#### Data shown

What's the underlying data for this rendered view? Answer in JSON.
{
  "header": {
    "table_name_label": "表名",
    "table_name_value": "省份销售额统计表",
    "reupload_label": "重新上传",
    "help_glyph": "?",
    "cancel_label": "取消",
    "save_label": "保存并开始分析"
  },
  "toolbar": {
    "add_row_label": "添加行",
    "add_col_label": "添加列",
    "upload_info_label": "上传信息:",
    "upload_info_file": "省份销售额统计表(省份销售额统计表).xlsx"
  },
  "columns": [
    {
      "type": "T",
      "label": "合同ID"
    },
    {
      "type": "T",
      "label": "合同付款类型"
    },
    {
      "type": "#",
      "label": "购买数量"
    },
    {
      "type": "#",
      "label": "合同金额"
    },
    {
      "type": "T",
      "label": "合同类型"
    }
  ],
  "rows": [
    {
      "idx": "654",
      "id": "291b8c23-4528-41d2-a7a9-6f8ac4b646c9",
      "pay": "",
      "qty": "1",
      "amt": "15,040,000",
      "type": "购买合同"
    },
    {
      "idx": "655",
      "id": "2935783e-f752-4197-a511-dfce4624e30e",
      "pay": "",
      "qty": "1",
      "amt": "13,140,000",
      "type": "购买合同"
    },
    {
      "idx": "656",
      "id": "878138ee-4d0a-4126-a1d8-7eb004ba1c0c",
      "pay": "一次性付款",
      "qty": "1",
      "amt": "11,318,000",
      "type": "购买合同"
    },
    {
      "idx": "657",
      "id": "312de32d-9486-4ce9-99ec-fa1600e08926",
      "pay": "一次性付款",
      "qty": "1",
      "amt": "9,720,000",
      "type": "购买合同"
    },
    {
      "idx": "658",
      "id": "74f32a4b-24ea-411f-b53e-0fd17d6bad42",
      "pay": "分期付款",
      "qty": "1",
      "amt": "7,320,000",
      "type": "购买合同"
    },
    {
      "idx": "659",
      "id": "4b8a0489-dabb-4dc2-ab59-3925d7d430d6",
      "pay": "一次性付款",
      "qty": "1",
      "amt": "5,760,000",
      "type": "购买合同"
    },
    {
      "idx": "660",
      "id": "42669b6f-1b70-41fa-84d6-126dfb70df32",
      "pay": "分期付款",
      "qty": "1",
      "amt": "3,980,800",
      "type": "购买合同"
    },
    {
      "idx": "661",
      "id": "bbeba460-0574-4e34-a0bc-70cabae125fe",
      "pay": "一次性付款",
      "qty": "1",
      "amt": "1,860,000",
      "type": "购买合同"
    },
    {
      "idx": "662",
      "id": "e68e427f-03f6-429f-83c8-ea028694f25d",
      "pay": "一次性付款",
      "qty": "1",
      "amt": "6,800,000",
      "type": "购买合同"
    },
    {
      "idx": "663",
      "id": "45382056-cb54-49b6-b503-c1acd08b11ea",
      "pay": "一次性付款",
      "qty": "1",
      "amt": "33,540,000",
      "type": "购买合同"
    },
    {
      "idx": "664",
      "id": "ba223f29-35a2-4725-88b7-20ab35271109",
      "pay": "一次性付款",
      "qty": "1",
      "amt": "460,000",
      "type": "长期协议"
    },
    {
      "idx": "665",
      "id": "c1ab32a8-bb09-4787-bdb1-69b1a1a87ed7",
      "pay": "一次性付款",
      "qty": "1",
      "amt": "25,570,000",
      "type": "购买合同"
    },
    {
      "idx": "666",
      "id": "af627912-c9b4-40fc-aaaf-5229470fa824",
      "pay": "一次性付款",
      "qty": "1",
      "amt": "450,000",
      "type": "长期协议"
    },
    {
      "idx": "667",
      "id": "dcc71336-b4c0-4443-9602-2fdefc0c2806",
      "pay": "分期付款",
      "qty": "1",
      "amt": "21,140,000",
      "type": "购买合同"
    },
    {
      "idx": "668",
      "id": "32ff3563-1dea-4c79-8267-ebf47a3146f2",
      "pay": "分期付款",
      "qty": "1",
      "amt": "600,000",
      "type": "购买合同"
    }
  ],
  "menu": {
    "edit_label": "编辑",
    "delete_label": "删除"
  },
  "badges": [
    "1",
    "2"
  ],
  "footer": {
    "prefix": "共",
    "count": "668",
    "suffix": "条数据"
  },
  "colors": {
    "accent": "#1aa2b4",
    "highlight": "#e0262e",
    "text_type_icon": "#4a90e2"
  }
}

#### Job
Go through the material above line by line and copy it exactly.

#### Problem solution
What's the underlying data for this rendered view? Answer in JSON.
{
  "header": {
    "table_name_label": "表名",
    "table_name_value": "省份销售额统计表",
    "reupload_label": "重新上传",
    "help_glyph": "?",
    "cancel_label": "取消",
    "save_label": "保存并开始分析"
  },
  "toolbar": {
    "add_row_label": "添加行",
    "add_col_label": "添加列",
    "upload_info_label": "上传信息:",
    "upload_info_file": "省份销售额统计表(省份销售额统计表).xlsx"
  },
  "columns": [
    {
      "type": "T",
      "label": "合同ID"
    },
    {
      "type": "T",
      "label": "合同付款类型"
    },
    {
      "type": "#",
      "label": "购买数量"
    },
    {
      "type": "#",
      "label": "合同金额"
    },
    {
      "type": "T",
      "label": "合同类型"
    }
  ],
  "rows": [
    {
      "idx": "654",
      "id": "291b8c23-4528-41d2-a7a9-6f8ac4b646c9",
      "pay": "",
      "qty": "1",
      "amt": "15,040,000",
      "type": "购买合同"
    },
    {
      "idx": "655",
      "id": "2935783e-f752-4197-a511-dfce4624e30e",
      "pay": "",
      "qty": "1",
      "amt": "13,140,000",
      "type": "购买合同"
    },
    {
      "idx": "656",
      "id": "878138ee-4d0a-4126-a1d8-7eb004ba1c0c",
      "pay": "一次性付款",
      "qty": "1",
      "amt": "11,318,000",
      "type": "购买合同"
    },
    {
      "idx": "657",
      "id": "312de32d-9486-4ce9-99ec-fa1600e08926",
      "pay": "一次性付款",
      "qty": "1",
      "amt": "9,720,000",
      "type": "购买合同"
    },
    {
      "idx": "658",
      "id": "74f32a4b-24ea-411f-b53e-0fd17d6bad42",
      "pay": "分期付款",
      "qty": "1",
      "amt": "7,320,000",
      "type": "购买合同"
    },
    {
      "idx": "659",
      "id": "4b8a0489-dabb-4dc2-ab59-3925d7d430d6",
      "pay": "一次性付款",
      "qty": "1",
      "amt": "5,760,000",
      "type": "购买合同"
    },
    {
      "idx": "660",
      "id": "42669b6f-1b70-41fa-84d6-126dfb70df32",
      "pay": "分期付款",
      "qty": "1",
      "amt": "3,980,800",
      "type": "购买合同"
    },
    {
      "idx": "661",
      "id": "bbeba460-0574-4e34-a0bc-70cabae125fe",
      "pay": "一次性付款",
      "qty": "1",
      "amt": "1,860,000",
      "type": "购买合同"
    },
    {
      "idx": "662",
      "id": "e68e427f-03f6-429f-83c8-ea028694f25d",
      "pay": "一次性付款",
      "qty": "1",
      "amt": "6,800,000",
      "type": "购买合同"
    },
    {
      "idx": "663",
      "id": "45382056-cb54-49b6-b503-c1acd08b11ea",
      "pay": "一次性付款",
      "qty": "1",
      "amt": "33,540,000",
      "type": "购买合同"
    },
    {
      "idx": "664",
      "id": "ba223f29-35a2-4725-88b7-20ab35271109",
      "pay": "一次性付款",
      "qty": "1",
      "amt": "460,000",
      "type": "长期协议"
    },
    {
      "idx": "665",
      "id": "c1ab32a8-bb09-4787-bdb1-69b1a1a87ed7",
      "pay": "一次性付款",
      "qty": "1",
      "amt": "25,570,000",
      "type": "购买合同"
    },
    {
      "idx": "666",
      "id": "af627912-c9b4-40fc-aaaf-5229470fa824",
      "pay": "一次性付款",
      "qty": "1",
      "amt": "450,000",
      "type": "长期协议"
    },
    {
      "idx": "667",
      "id": "dcc71336-b4c0-4443-9602-2fdefc0c2806",
      "pay": "分期付款",
      "qty": "1",
      "amt": "21,140,000",
      "type": "购买合同"
    },
    {
      "idx": "668",
      "id": "32ff3563-1dea-4c79-8267-ebf47a3146f2",
      "pay": "分期付款",
      "qty": "1",
      "amt": "600,000",
      "type": "购买合同"
    }
  ],
  "menu": {
    "edit_label": "编辑",
    "delete_label": "删除"
  },
  "badges": [
    "1",
    "2"
  ],
  "footer": {
    "prefix": "共",
    "count": "668",
    "suffix": "条数据"
  },
  "colors": {
    "accent": "#1aa2b4",
    "highlight": "#e0262e",
    "text_type_icon": "#4a90e2"
  }
}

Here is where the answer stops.